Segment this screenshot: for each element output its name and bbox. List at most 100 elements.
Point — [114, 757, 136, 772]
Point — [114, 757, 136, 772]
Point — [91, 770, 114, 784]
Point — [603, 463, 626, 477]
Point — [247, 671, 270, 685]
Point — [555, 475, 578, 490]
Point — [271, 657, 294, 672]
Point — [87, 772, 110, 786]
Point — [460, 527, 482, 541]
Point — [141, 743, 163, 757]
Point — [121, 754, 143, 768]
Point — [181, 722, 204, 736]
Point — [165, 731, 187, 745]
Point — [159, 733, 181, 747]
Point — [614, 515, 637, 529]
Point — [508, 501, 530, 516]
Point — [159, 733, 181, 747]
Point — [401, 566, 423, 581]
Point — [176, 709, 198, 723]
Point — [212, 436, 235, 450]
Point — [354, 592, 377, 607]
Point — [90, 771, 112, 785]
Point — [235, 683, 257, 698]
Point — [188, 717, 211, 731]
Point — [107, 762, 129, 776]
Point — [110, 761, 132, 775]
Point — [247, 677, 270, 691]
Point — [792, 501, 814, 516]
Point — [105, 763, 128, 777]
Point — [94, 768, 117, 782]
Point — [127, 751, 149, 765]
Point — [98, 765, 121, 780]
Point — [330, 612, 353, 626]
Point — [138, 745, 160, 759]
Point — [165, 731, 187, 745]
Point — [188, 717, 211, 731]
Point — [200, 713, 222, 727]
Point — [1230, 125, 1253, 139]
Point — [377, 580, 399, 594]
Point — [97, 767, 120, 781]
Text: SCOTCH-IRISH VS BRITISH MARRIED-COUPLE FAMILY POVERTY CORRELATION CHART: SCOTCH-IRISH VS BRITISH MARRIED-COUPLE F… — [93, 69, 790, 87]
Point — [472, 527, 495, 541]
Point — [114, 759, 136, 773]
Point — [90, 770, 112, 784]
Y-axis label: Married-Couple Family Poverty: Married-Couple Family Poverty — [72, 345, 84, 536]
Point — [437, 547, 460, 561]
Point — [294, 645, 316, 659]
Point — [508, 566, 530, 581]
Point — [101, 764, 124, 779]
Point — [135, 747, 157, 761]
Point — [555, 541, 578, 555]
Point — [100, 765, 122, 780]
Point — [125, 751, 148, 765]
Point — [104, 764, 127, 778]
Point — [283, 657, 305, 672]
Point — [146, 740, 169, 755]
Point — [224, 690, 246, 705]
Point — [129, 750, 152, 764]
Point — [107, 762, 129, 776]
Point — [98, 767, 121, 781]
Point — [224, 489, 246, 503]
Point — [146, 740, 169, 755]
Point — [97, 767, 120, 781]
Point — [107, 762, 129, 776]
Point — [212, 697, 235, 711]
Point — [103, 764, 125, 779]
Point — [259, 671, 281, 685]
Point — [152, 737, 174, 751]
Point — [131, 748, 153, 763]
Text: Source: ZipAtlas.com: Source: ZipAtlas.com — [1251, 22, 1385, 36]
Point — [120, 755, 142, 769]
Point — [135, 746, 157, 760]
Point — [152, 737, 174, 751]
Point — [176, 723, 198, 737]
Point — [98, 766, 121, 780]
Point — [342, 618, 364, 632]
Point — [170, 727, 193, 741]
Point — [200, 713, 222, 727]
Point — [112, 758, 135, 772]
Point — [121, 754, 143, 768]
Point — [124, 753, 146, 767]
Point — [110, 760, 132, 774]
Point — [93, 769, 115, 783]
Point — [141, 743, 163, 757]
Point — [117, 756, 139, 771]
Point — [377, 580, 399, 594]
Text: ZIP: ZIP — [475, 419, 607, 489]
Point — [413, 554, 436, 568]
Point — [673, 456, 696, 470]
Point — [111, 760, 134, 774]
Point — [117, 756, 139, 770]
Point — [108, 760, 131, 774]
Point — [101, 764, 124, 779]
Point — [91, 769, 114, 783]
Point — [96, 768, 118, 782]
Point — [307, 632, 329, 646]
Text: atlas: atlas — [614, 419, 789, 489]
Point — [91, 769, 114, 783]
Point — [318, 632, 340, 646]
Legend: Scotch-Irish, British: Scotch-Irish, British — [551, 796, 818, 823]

Instructions for the task » Express the lines from the very start of the rows above through the line containing "Point — [181, 722, 204, 736]", with both ends included, as a numbered list. Leave out any blank lines.

Solution »
1. Segment this screenshot: for each element output its name and bbox. List at most 100 elements.
2. Point — [114, 757, 136, 772]
3. Point — [114, 757, 136, 772]
4. Point — [91, 770, 114, 784]
5. Point — [603, 463, 626, 477]
6. Point — [247, 671, 270, 685]
7. Point — [555, 475, 578, 490]
8. Point — [271, 657, 294, 672]
9. Point — [87, 772, 110, 786]
10. Point — [460, 527, 482, 541]
11. Point — [141, 743, 163, 757]
12. Point — [121, 754, 143, 768]
13. Point — [181, 722, 204, 736]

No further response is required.